Stated exercise » Tally the lines that hold the string "color", and reply with the count alone.

Entries shown »
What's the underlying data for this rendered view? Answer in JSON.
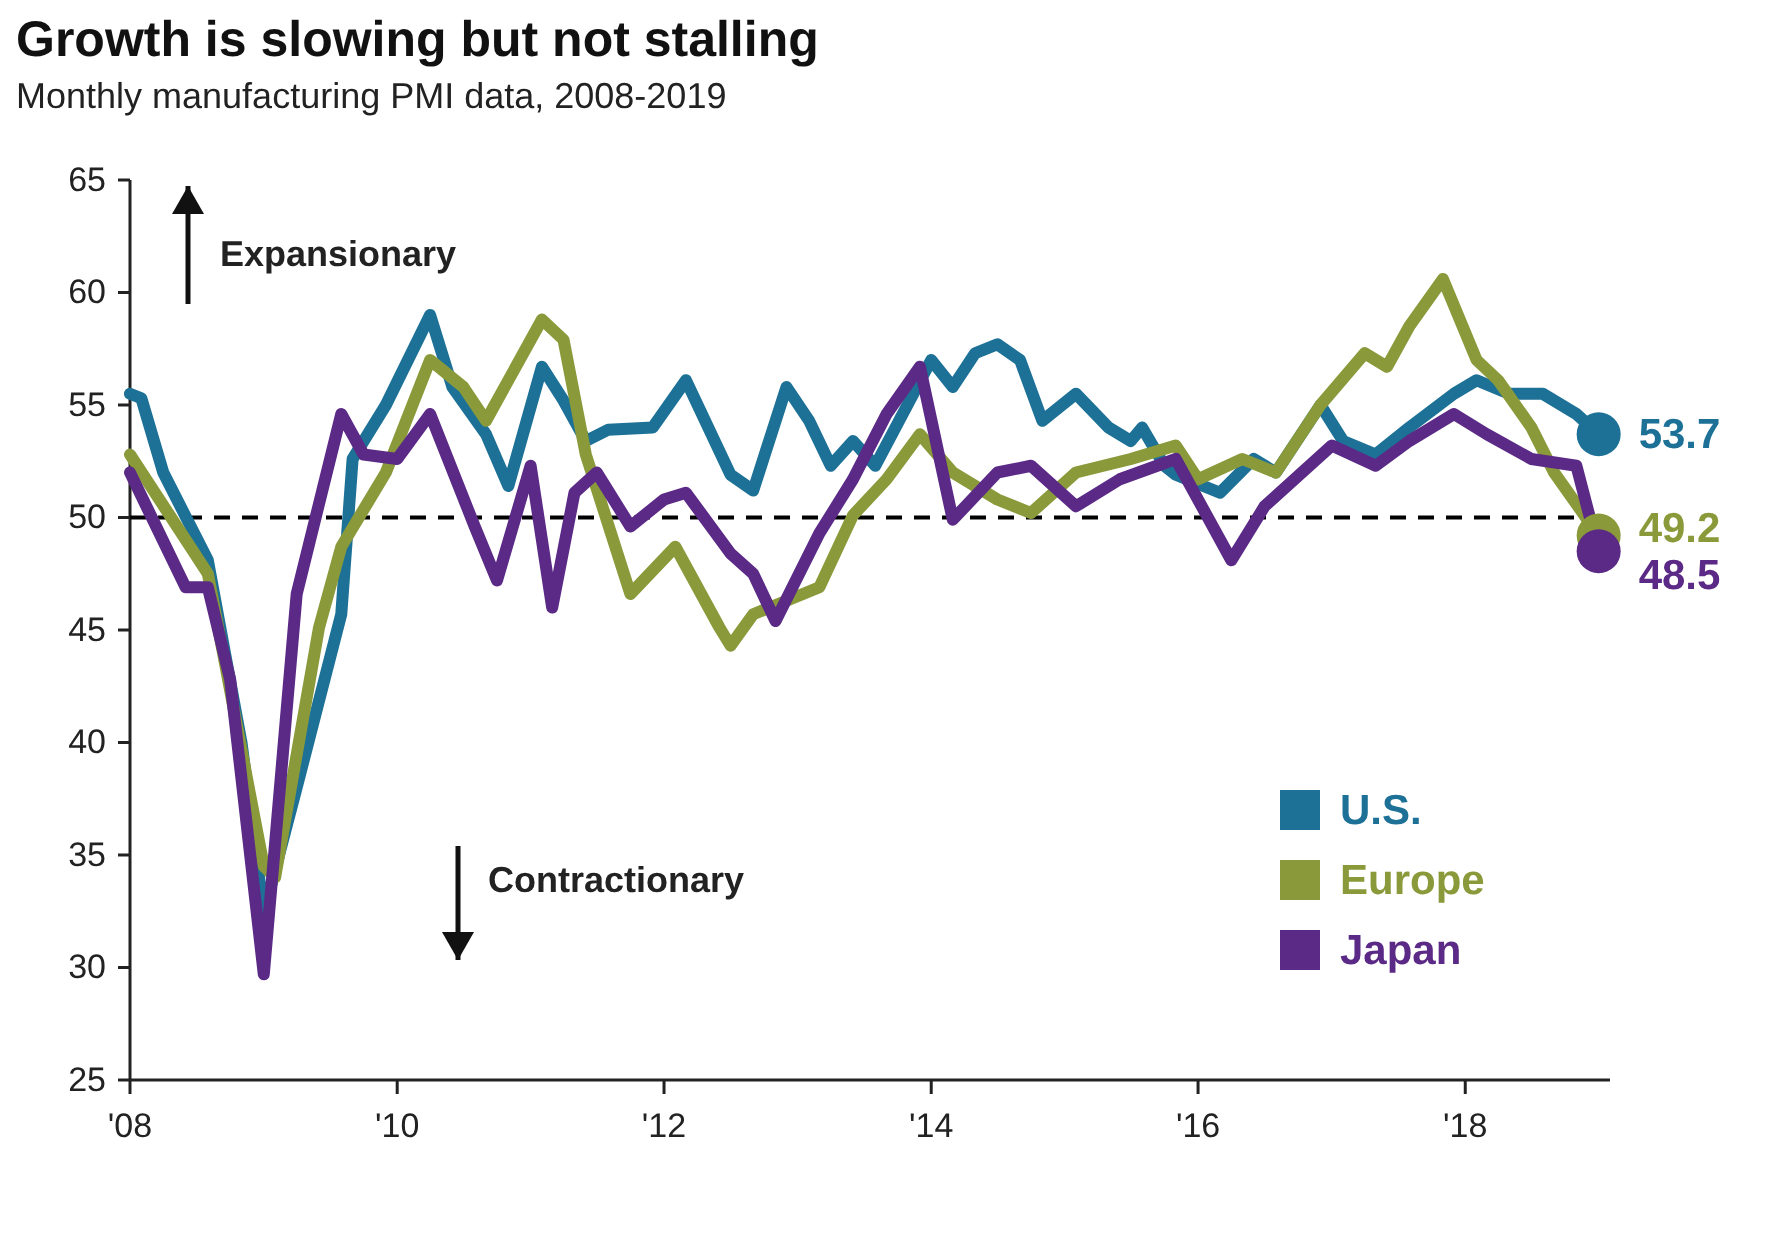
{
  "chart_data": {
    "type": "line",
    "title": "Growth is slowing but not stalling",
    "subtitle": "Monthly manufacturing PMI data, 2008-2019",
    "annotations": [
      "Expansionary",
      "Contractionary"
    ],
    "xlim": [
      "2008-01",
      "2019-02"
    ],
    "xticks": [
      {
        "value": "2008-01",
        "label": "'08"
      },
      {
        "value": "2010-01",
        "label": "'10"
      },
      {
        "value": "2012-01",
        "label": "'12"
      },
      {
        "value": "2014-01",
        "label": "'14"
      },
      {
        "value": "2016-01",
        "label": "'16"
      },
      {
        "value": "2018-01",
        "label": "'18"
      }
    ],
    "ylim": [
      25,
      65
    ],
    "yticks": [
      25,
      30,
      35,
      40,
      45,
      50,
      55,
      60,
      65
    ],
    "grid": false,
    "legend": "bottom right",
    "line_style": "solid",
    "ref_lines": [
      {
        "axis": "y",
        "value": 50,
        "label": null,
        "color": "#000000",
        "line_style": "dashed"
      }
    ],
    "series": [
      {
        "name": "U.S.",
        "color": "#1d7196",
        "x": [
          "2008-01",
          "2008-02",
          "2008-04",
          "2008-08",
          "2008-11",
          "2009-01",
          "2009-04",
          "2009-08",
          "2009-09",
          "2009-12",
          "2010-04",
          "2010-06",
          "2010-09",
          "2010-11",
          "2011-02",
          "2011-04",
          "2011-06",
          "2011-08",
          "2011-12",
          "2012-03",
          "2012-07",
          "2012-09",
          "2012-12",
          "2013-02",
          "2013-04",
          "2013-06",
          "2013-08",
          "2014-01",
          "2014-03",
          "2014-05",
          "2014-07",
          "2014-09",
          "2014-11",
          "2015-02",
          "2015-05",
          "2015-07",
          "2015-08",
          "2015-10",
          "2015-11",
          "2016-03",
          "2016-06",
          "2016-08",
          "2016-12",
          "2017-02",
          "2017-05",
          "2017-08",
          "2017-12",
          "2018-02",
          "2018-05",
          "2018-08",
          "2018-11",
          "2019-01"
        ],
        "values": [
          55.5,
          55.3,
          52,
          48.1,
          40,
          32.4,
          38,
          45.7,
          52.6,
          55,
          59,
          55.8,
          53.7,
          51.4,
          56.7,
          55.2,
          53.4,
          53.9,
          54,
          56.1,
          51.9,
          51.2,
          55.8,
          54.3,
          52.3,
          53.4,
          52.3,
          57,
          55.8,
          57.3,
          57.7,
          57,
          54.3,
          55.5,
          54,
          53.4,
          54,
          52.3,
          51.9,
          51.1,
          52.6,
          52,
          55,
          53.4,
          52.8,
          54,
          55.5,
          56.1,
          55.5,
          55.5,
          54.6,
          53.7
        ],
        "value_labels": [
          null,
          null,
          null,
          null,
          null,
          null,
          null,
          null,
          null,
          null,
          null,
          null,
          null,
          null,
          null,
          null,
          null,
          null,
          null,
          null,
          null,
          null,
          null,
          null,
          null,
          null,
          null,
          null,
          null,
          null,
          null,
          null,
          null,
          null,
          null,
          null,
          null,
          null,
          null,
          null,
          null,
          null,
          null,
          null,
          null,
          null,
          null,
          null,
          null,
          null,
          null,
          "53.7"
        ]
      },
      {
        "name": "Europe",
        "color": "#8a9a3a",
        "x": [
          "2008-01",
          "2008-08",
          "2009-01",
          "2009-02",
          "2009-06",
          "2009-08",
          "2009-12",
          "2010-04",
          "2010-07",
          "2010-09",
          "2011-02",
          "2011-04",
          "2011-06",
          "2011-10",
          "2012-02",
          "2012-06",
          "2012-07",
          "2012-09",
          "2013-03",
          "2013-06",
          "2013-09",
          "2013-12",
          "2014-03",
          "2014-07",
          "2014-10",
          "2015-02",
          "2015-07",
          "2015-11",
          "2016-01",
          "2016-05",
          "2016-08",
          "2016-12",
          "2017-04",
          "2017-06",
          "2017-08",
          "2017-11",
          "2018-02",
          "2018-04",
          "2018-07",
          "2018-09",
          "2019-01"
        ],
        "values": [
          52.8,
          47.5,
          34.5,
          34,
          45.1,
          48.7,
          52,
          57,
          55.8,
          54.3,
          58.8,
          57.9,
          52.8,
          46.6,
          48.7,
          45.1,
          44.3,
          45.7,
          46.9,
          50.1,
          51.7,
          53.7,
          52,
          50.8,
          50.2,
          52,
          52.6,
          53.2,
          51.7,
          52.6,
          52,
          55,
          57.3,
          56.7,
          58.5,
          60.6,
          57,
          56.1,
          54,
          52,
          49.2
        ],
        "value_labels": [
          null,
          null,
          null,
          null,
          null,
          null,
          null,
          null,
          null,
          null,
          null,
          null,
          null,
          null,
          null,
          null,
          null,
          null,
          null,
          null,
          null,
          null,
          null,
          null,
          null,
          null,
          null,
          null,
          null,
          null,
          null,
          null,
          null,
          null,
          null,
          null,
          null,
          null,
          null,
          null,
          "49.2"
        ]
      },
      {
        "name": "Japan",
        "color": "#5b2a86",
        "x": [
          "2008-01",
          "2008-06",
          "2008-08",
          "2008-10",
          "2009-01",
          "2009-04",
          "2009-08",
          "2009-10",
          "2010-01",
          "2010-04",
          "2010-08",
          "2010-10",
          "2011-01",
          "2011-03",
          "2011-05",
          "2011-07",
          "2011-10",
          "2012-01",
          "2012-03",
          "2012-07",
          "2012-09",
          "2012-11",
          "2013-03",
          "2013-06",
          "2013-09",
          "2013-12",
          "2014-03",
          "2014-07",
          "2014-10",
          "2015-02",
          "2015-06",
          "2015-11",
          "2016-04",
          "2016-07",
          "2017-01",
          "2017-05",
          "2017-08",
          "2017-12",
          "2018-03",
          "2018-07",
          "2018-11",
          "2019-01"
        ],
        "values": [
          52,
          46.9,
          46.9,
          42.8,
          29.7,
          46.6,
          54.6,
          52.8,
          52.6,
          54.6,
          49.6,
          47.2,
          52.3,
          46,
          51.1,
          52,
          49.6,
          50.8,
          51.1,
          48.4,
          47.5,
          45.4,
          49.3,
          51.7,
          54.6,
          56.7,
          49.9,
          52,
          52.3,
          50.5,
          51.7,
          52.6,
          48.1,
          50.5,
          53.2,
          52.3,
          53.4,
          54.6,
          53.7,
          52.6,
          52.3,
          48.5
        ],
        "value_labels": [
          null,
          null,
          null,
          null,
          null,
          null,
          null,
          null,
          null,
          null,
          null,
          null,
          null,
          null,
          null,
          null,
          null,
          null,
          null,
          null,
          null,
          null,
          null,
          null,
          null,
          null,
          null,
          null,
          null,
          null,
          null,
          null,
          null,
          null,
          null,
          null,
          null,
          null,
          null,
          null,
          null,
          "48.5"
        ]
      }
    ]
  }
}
--
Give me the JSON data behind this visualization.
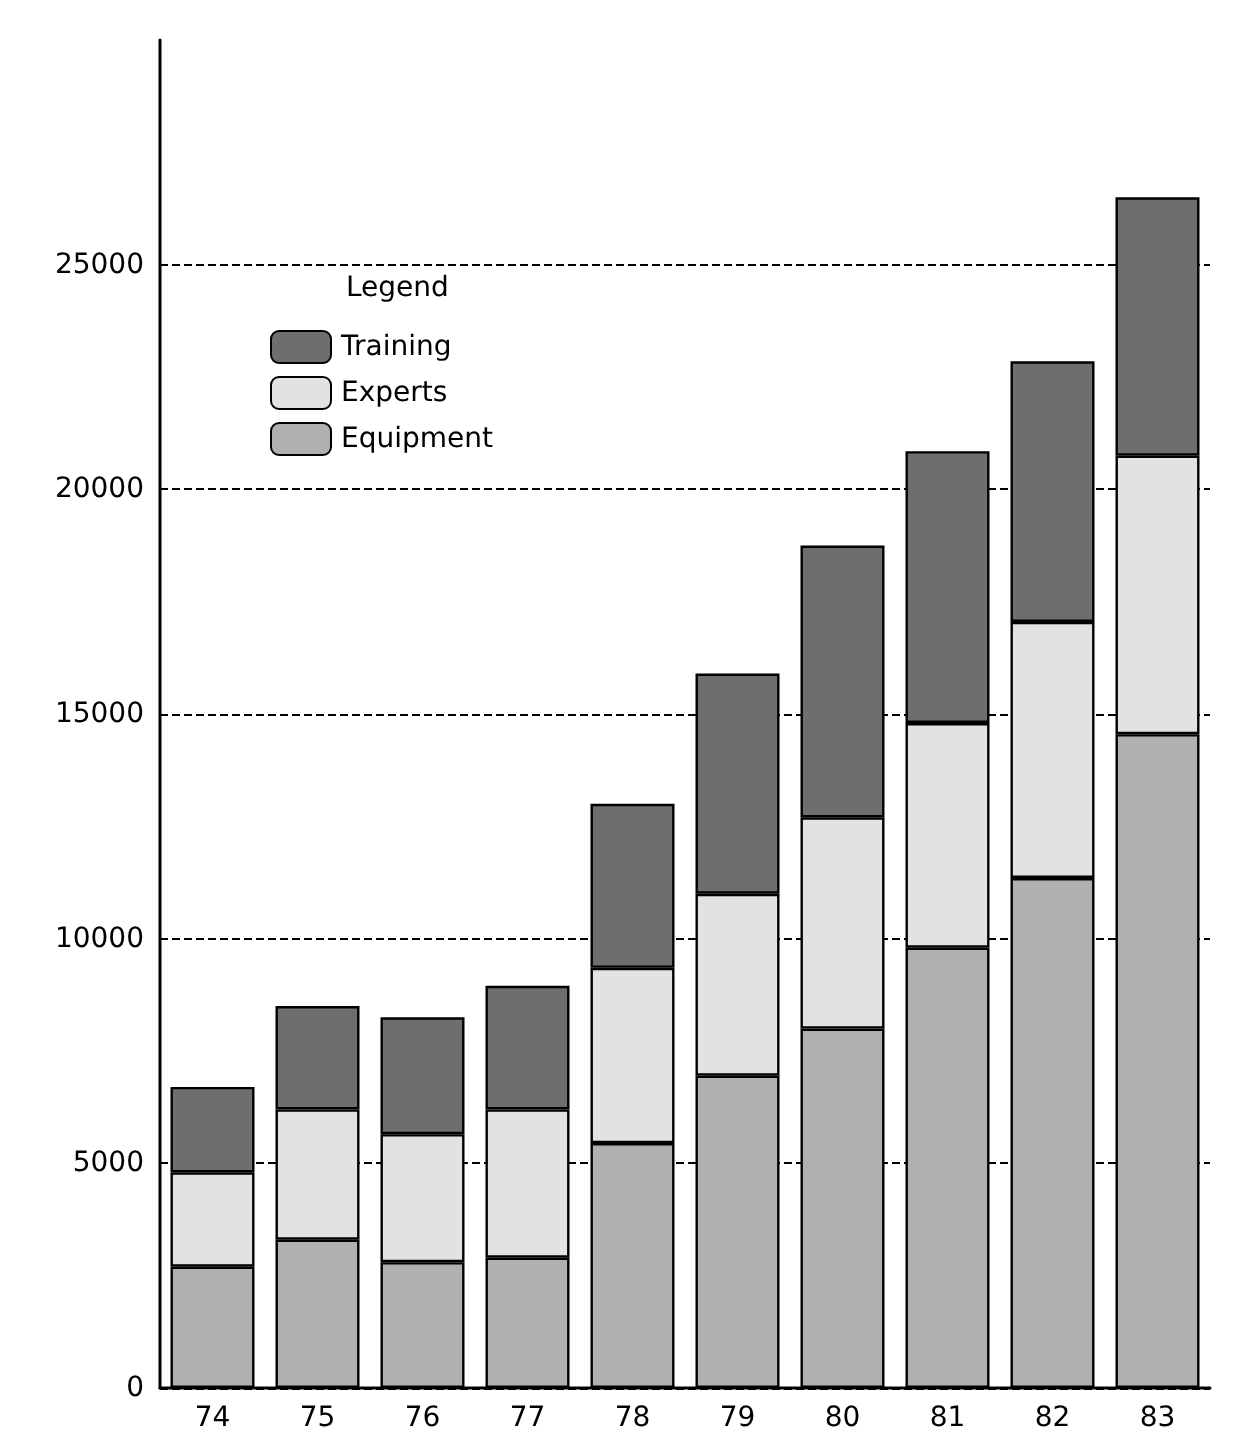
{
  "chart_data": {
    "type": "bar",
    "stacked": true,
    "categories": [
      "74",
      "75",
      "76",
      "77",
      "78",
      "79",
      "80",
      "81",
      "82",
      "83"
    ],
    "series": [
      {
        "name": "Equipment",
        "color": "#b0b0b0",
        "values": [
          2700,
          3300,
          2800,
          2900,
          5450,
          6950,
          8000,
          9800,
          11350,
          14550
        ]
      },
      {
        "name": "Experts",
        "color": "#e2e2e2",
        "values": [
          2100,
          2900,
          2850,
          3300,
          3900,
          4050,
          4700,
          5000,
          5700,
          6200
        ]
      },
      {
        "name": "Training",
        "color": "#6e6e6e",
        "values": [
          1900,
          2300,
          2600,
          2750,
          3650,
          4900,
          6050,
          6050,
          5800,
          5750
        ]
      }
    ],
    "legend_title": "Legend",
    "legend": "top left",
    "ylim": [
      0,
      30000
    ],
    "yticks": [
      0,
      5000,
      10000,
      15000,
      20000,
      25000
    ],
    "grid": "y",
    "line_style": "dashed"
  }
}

Answer to the task » 7